■ Record extracts:
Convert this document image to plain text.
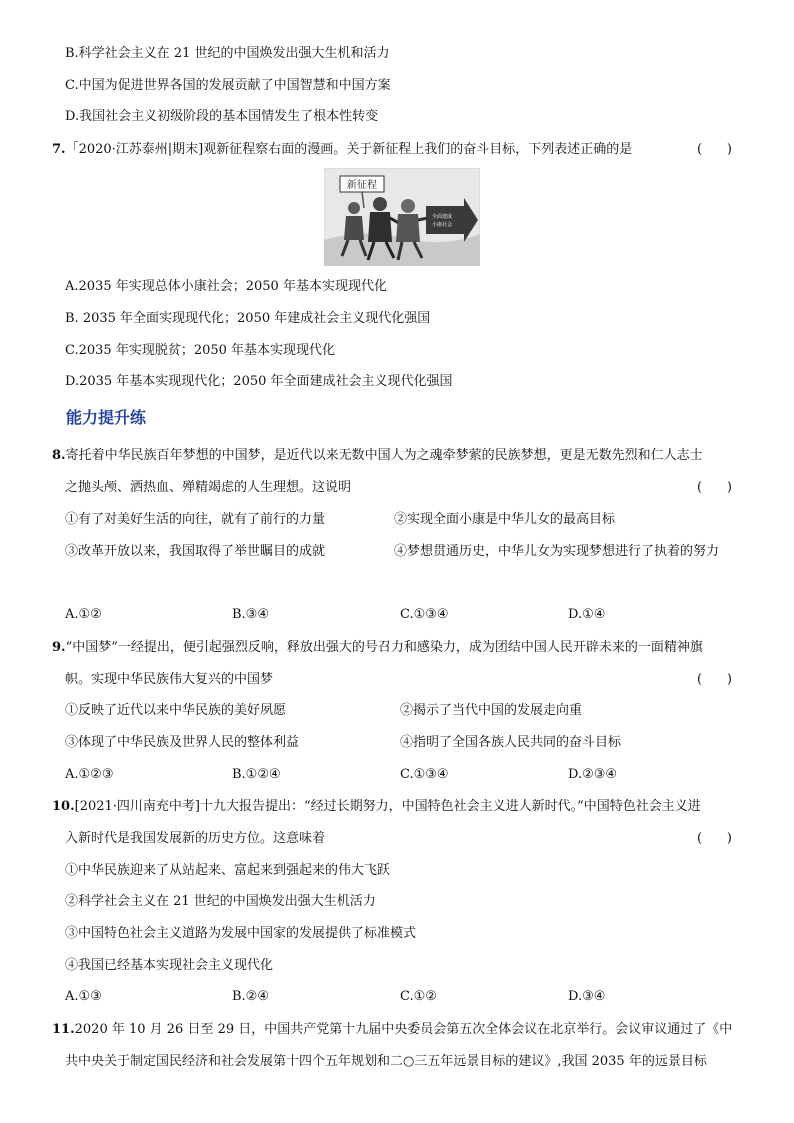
B.科学社会主义在 21 世纪的中国焕发出强大生机和活力
C.中国为促进世界各国的发展贡献了中国智慧和中国方案
D.我国社会主义初级阶段的基本国情发生了根本性转变
7.「2020·江苏泰州|期末]观新征程察右面的漫画。关于新征程上我们的奋斗目标，下列表述正确的是	(      )
新征程
全面建成
小康社会
A.2035 年实现总体小康社会；2050 年基本实现现代化
B. 2035 年全面实现现代化；2050 年建成社会主义现代化强国
C.2035 年实现脱贫；2050 年基本实现现代化
D.2035 年基本实现现代化；2050 年全面建成社会主义现代化强国
能力提升练
8.寄托着中华民族百年梦想的中国梦，是近代以来无数中国人为之魂牵梦萦的民族梦想，更是无数先烈和仁人志士
之抛头颅、洒热血、殚精竭虑的人生理想。这说明	(      )
①有了对美好生活的向往，就有了前行的力量	②实现全面小康是中华儿女的最高目标
③改革开放以来，我国取得了举世瞩目的成就	④梦想贯通历史，中华儿女为实现梦想进行了执着的努力
A.①②	B.③④	C.①③④	D.①④
9.“中国梦”一经提出，便引起强烈反响，释放出强大的号召力和感染力，成为团结中国人民开辟未来的一面精神旗
帜。实现中华民族伟大复兴的中国梦	(      )
①反映了近代以来中华民族的美好夙愿	②揭示了当代中国的发展走向重
③体现了中华民族及世界人民的整体利益	④指明了全国各族人民共同的奋斗目标
A.①②③	B.①②④	C.①③④	D.②③④
10.[2021·四川南充中考]十九大报告提出：“经过长期努力，中国特色社会主义进人新时代。”中国特色社会主义进
入新时代是我国发展新的历史方位。这意味着	(      )
①中华民族迎来了从站起来、富起来到强起来的伟大飞跃
②科学社会主义在 21 世纪的中国焕发出强大生机活力
③中国特色社会主义道路为发展中国家的发展提供了标准模式
④我国已经基本实现社会主义现代化
A.①③	B.②④	C.①②	D.③④
11.2020 年 10 月 26 日至 29 日，中国共产党第十九届中央委员会第五次全体会议在北京举行。会议审议通过了《中
共中央关于制定国民经济和社会发展第十四个五年规划和二○三五年远景目标的建议》,我国 2035 年的远景目标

■ Exercise details:
What you return should match the records above word for word, minus the pictures.

■ Answer for the task:
Convert this document image to plain text.
B.科学社会主义在 21 世纪的中国焕发出强大生机和活力
C.中国为促进世界各国的发展贡献了中国智慧和中国方案
D.我国社会主义初级阶段的基本国情发生了根本性转变
7.「2020·江苏泰州|期末]观新征程察右面的漫画。关于新征程上我们的奋斗目标，下列表述正确的是	(      )
新征程
全面建成
小康社会
A.2035 年实现总体小康社会；2050 年基本实现现代化
B. 2035 年全面实现现代化；2050 年建成社会主义现代化强国
C.2035 年实现脱贫；2050 年基本实现现代化
D.2035 年基本实现现代化；2050 年全面建成社会主义现代化强国
能力提升练
8.寄托着中华民族百年梦想的中国梦，是近代以来无数中国人为之魂牵梦萦的民族梦想，更是无数先烈和仁人志士
之抛头颅、洒热血、殚精竭虑的人生理想。这说明	(      )
①有了对美好生活的向往，就有了前行的力量	②实现全面小康是中华儿女的最高目标
③改革开放以来，我国取得了举世瞩目的成就	④梦想贯通历史，中华儿女为实现梦想进行了执着的努力
A.①②	B.③④	C.①③④	D.①④
9.“中国梦”一经提出，便引起强烈反响，释放出强大的号召力和感染力，成为团结中国人民开辟未来的一面精神旗
帜。实现中华民族伟大复兴的中国梦	(      )
①反映了近代以来中华民族的美好夙愿	②揭示了当代中国的发展走向重
③体现了中华民族及世界人民的整体利益	④指明了全国各族人民共同的奋斗目标
A.①②③	B.①②④	C.①③④	D.②③④
10.[2021·四川南充中考]十九大报告提出：“经过长期努力，中国特色社会主义进人新时代。”中国特色社会主义进
入新时代是我国发展新的历史方位。这意味着	(      )
①中华民族迎来了从站起来、富起来到强起来的伟大飞跃
②科学社会主义在 21 世纪的中国焕发出强大生机活力
③中国特色社会主义道路为发展中国家的发展提供了标准模式
④我国已经基本实现社会主义现代化
A.①③	B.②④	C.①②	D.③④
11.2020 年 10 月 26 日至 29 日，中国共产党第十九届中央委员会第五次全体会议在北京举行。会议审议通过了《中
共中央关于制定国民经济和社会发展第十四个五年规划和二○三五年远景目标的建议》,我国 2035 年的远景目标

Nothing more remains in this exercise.